Records for the exercise:
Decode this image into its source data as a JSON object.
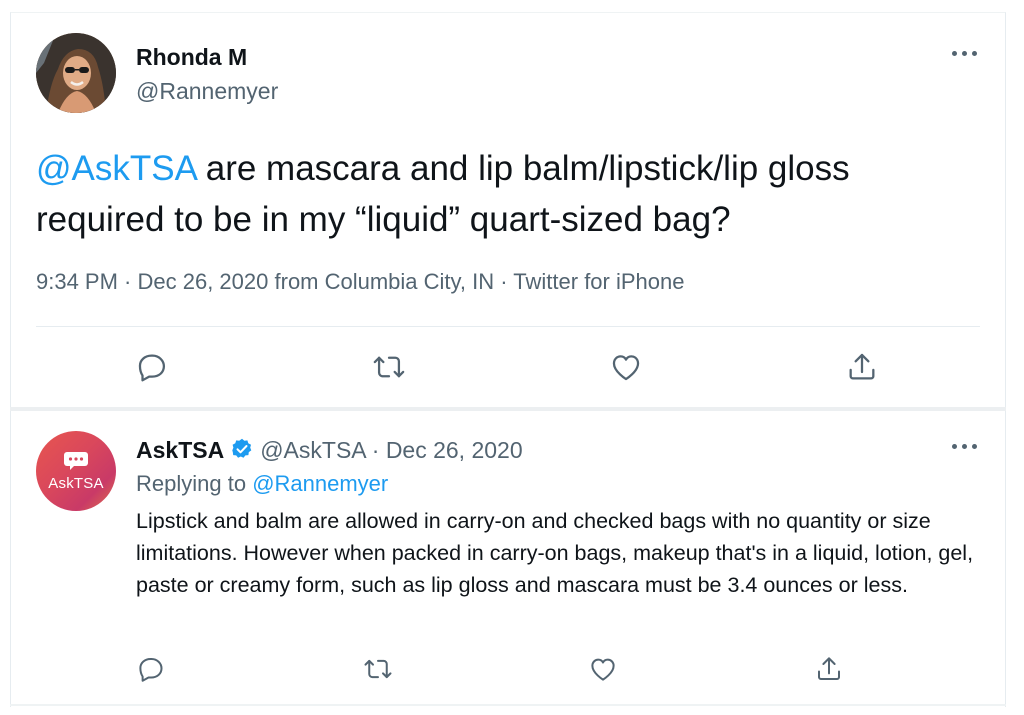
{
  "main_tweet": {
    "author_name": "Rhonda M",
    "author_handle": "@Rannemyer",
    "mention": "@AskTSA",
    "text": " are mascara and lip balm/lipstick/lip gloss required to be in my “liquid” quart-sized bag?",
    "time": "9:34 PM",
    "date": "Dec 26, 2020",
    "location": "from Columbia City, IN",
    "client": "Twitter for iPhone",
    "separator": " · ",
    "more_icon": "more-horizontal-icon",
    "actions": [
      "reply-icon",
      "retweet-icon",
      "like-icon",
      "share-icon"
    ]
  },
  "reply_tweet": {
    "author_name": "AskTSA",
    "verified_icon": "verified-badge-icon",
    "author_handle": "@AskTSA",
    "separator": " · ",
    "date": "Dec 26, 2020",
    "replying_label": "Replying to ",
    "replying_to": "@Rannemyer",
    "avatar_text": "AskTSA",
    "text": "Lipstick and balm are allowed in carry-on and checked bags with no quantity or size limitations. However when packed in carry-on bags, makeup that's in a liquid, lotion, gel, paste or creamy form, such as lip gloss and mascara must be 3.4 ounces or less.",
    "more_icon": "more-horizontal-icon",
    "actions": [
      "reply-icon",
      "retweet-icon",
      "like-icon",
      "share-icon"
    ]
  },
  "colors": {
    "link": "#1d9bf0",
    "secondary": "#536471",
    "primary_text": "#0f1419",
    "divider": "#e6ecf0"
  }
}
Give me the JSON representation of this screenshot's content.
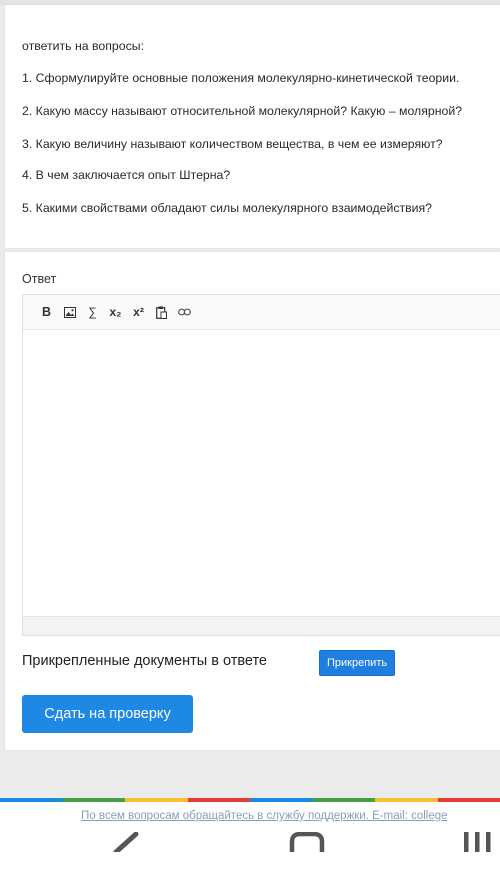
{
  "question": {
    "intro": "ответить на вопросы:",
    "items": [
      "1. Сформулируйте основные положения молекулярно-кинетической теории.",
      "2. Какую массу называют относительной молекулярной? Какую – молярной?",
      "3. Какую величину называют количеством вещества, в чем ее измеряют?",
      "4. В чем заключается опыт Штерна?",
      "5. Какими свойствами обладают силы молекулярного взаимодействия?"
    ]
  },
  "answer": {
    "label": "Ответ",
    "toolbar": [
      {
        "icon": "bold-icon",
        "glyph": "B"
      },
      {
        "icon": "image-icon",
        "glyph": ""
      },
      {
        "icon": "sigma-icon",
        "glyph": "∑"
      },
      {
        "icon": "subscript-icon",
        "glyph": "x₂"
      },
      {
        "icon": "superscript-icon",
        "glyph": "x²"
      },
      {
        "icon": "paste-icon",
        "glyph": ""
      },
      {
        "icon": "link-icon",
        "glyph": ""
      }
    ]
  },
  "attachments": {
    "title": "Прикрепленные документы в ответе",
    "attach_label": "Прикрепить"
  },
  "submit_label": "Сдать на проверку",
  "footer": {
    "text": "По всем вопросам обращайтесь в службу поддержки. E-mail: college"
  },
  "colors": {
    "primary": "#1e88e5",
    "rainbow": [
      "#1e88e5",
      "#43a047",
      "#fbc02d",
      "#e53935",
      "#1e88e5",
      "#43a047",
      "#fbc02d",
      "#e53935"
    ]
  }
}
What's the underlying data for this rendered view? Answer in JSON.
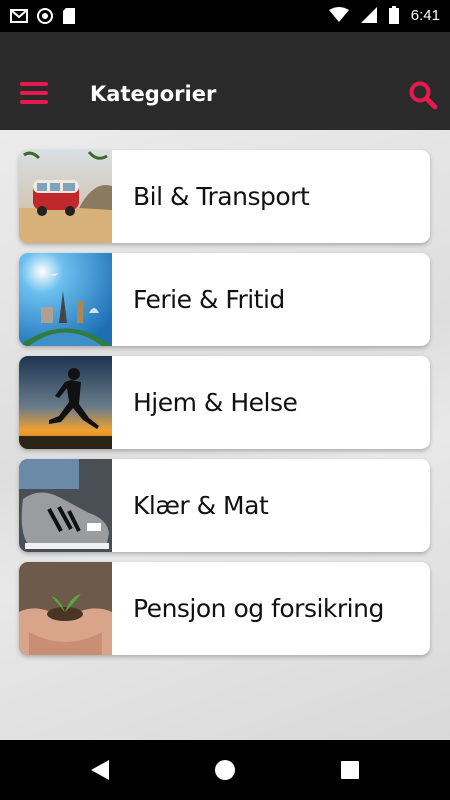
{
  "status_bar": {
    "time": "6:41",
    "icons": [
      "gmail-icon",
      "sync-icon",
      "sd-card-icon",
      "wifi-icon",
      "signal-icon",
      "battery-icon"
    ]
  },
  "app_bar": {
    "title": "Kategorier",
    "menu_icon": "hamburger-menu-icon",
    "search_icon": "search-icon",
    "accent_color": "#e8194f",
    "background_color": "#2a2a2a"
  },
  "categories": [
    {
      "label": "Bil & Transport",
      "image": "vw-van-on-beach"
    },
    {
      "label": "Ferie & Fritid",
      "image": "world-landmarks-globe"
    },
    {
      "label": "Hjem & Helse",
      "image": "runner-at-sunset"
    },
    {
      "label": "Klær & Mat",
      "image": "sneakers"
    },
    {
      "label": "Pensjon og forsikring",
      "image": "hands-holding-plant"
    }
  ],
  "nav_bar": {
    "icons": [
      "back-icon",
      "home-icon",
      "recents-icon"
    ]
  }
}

Exercise prompt: In the records, locate each line holding the string "liquid" and copy it.

Solved problem:
    "text": " are mascara and lip balm/lipstick/lip gloss required to be in my “liquid” quart-sized bag?",
    "text": "Lipstick and balm are allowed in carry-on and checked bags with no quantity or size limitations. However when packed in carry-on bags, makeup that's in a liquid, lotion, gel, paste or creamy form, such as lip gloss and mascara must be 3.4 ounces or less.",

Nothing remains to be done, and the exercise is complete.